__Exercise description__:
Answer with a single number: the count of lines that include the string "среде".

----- Provided records

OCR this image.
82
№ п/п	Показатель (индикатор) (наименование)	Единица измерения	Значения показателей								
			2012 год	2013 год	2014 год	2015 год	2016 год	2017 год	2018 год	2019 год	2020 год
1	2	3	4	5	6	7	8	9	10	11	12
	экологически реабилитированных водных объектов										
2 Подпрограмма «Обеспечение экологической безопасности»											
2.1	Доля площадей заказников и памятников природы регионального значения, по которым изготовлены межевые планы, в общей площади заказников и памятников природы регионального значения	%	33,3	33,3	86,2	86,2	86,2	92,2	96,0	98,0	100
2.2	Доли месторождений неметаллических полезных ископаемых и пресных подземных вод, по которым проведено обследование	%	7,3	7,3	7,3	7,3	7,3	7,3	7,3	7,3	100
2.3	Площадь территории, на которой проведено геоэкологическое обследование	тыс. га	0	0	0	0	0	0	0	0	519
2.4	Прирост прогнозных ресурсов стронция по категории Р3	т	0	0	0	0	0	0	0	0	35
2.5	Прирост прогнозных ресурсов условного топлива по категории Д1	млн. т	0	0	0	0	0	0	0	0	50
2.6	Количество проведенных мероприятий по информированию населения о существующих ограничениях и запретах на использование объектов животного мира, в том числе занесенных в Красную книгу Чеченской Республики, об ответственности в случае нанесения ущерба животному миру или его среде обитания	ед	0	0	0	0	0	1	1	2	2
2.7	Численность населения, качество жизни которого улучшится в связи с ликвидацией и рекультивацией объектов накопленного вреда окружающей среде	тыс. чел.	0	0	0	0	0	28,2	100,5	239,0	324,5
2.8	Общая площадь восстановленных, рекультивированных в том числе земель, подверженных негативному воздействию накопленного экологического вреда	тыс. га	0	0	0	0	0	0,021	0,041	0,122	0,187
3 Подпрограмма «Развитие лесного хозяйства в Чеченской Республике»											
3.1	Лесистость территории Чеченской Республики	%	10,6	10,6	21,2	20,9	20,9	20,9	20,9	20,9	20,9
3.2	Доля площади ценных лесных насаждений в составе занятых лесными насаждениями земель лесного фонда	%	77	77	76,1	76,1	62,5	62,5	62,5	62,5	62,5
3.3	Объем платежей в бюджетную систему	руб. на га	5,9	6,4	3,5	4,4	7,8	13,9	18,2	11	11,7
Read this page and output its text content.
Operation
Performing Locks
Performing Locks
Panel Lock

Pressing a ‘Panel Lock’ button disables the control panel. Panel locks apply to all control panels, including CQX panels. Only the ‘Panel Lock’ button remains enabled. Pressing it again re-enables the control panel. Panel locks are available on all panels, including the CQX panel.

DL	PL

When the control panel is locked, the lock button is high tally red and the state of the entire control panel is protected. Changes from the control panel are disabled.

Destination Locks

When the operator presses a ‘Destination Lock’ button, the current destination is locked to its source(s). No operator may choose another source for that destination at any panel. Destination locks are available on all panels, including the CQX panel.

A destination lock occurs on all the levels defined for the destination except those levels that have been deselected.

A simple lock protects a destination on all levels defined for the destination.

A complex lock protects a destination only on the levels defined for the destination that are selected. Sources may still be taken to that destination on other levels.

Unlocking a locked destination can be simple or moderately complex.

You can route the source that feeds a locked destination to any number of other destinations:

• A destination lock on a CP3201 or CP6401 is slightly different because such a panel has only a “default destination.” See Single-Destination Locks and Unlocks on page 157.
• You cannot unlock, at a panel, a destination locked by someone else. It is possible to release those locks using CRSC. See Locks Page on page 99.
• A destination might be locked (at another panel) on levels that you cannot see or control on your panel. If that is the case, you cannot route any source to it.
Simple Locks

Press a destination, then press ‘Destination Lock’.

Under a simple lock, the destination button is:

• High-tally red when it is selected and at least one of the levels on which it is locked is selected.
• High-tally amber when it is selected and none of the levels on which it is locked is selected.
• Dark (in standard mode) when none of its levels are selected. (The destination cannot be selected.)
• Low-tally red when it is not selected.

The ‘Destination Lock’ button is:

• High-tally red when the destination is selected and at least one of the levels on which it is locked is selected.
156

----------

__Answer for this exercise__:
2